EXERCISE INSTRUCTIONS — Go through the listing and pick out each line with the word "text" in it.

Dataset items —
__________________________________________________

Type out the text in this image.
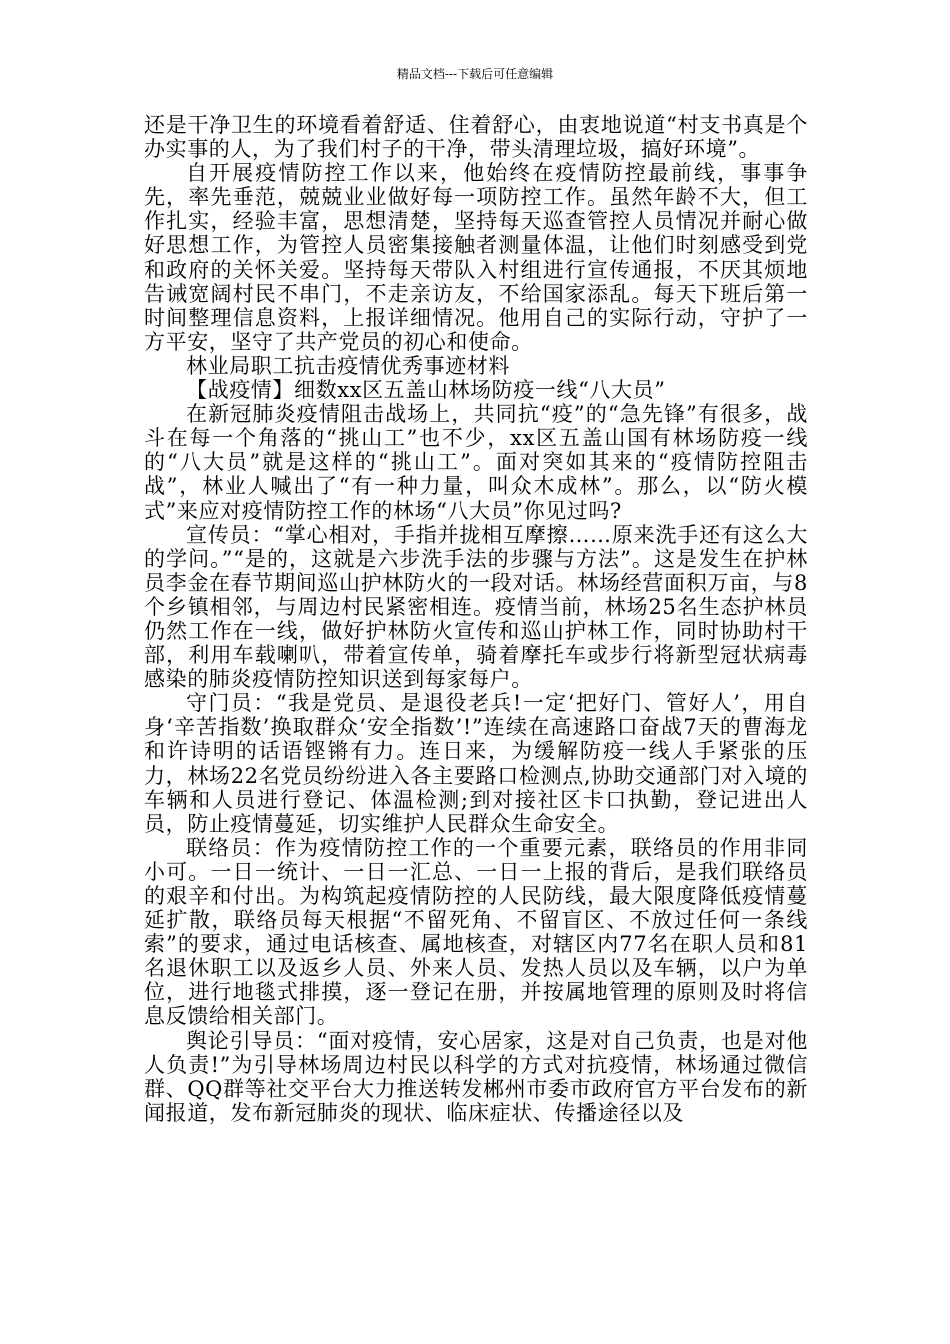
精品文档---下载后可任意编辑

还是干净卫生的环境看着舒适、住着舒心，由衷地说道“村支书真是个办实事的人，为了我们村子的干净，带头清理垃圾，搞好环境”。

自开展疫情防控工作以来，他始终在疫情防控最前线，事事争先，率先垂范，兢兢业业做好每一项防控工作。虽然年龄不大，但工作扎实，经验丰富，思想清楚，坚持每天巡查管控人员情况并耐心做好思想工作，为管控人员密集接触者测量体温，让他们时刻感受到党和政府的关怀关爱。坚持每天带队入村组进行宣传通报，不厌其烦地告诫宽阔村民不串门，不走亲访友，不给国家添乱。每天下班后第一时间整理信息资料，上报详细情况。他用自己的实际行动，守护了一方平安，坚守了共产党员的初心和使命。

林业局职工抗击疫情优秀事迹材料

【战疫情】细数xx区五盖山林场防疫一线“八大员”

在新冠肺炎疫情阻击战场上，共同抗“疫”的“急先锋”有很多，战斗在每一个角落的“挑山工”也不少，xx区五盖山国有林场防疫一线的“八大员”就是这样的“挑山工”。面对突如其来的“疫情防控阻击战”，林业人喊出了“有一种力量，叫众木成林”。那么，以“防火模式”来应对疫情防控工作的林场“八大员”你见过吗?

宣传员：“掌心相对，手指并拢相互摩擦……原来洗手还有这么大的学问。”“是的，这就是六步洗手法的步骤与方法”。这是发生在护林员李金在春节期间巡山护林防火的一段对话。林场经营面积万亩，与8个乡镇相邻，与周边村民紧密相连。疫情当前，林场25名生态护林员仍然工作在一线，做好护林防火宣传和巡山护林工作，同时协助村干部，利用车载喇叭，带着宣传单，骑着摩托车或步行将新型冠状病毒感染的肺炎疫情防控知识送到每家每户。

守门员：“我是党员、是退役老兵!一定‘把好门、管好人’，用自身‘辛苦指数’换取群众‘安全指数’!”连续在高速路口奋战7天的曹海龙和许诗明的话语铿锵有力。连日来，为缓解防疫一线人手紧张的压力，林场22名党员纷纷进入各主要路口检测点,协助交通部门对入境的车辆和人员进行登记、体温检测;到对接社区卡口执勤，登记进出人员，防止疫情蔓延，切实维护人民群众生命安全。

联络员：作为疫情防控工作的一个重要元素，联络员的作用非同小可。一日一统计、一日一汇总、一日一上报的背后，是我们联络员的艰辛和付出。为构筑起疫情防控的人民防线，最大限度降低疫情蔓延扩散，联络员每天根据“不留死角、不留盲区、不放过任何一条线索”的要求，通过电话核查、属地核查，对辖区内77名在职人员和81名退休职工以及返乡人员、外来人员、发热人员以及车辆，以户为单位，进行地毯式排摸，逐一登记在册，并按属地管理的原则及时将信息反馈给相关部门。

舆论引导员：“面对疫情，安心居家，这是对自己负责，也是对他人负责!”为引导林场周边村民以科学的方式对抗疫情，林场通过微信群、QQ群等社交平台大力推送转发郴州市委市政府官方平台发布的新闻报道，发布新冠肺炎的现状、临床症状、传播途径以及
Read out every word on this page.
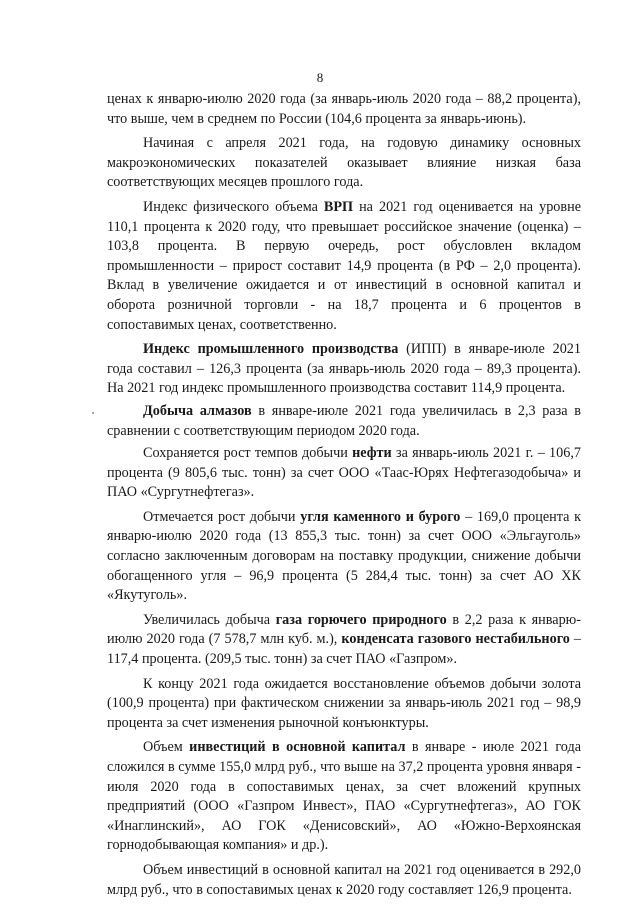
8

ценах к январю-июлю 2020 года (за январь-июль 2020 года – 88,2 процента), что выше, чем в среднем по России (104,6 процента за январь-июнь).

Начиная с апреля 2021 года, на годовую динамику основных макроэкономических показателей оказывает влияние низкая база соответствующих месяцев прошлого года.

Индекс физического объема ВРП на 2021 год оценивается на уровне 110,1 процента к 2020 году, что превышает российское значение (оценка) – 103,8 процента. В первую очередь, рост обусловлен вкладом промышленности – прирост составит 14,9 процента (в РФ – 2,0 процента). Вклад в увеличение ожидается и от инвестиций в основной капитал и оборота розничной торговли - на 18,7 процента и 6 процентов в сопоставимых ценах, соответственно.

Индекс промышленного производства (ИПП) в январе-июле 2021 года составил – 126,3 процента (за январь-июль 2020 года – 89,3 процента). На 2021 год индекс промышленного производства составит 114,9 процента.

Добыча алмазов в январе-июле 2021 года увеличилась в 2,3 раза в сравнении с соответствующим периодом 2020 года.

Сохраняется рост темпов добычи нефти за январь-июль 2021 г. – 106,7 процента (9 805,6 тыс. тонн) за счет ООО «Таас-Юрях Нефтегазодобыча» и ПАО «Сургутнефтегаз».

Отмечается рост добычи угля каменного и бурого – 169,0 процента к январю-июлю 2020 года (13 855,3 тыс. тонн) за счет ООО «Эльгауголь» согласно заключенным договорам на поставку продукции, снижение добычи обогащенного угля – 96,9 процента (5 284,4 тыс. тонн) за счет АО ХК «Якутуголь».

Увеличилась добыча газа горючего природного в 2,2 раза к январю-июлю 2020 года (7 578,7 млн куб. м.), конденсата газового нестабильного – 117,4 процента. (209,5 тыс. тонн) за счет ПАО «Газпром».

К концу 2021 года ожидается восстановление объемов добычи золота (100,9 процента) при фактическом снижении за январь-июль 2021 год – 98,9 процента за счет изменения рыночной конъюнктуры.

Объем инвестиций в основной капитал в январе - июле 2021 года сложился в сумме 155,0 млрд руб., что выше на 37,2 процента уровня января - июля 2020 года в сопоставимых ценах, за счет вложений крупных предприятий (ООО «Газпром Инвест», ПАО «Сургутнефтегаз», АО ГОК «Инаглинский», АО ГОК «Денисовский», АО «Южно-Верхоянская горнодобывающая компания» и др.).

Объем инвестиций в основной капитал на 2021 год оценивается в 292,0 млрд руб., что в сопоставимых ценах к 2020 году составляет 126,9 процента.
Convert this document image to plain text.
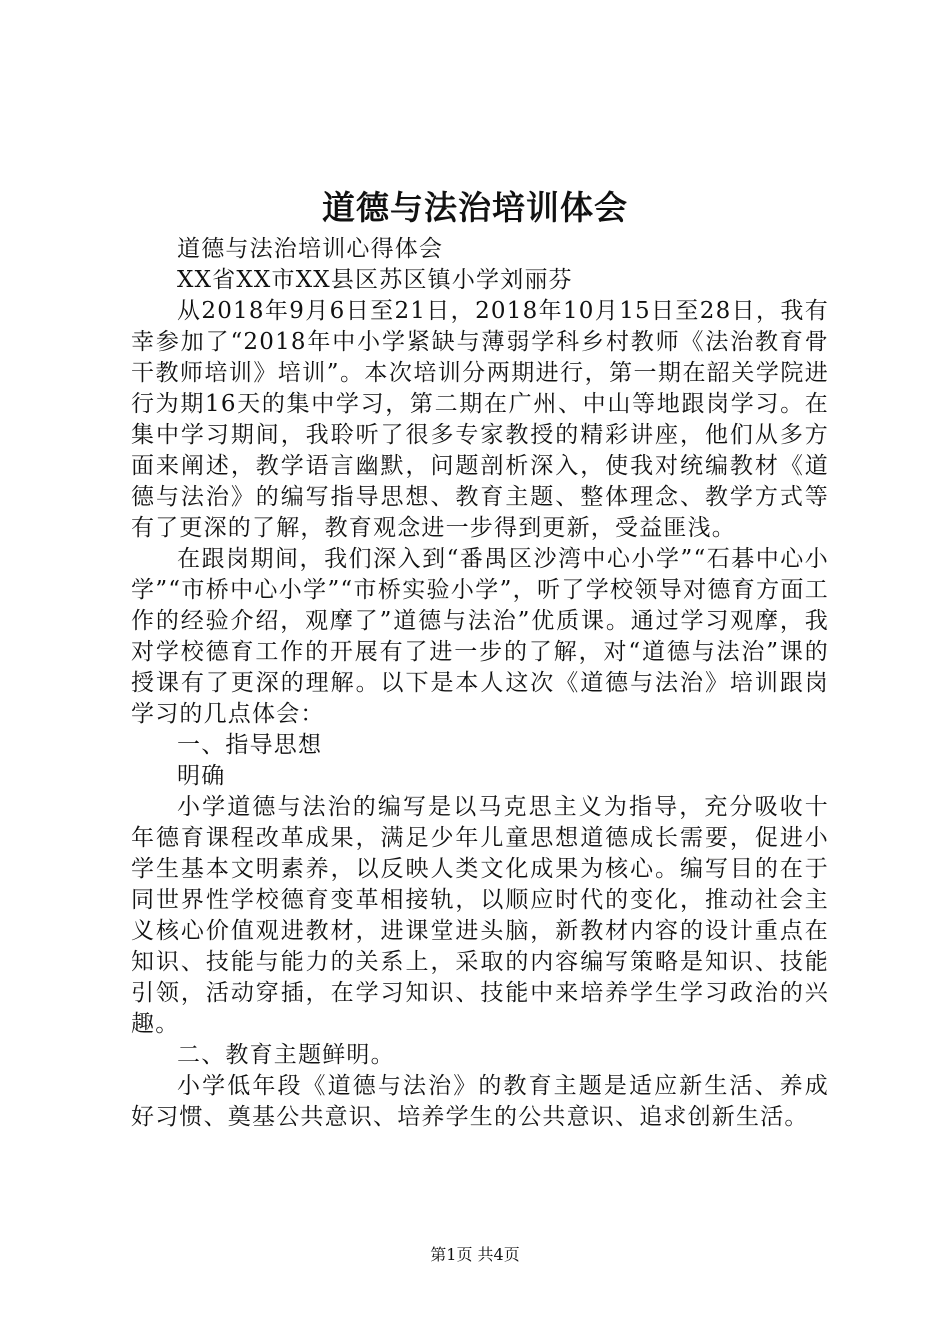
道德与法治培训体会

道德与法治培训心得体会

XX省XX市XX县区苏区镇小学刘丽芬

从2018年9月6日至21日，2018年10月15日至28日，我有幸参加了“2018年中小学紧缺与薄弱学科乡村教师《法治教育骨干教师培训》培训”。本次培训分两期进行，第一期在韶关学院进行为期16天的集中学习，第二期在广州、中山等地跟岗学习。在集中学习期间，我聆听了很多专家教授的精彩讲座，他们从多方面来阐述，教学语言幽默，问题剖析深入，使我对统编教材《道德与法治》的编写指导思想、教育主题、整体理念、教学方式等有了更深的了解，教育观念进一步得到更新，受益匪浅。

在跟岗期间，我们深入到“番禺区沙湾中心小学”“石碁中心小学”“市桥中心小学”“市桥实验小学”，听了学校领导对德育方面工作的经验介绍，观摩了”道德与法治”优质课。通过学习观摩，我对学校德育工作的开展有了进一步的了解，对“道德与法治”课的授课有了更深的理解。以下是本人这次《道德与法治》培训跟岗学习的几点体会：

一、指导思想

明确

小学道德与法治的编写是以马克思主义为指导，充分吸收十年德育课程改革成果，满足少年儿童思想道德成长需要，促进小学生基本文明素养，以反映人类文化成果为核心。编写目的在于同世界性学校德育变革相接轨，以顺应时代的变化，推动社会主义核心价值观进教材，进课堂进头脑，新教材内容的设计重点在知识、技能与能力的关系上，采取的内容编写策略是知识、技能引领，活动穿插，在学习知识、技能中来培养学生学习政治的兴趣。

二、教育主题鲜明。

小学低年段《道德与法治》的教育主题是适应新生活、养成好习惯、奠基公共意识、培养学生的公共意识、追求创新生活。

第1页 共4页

__________________________________________________

PROBLEM SOLUTION —
Type out the text in this image.
Convert this document image to plain text.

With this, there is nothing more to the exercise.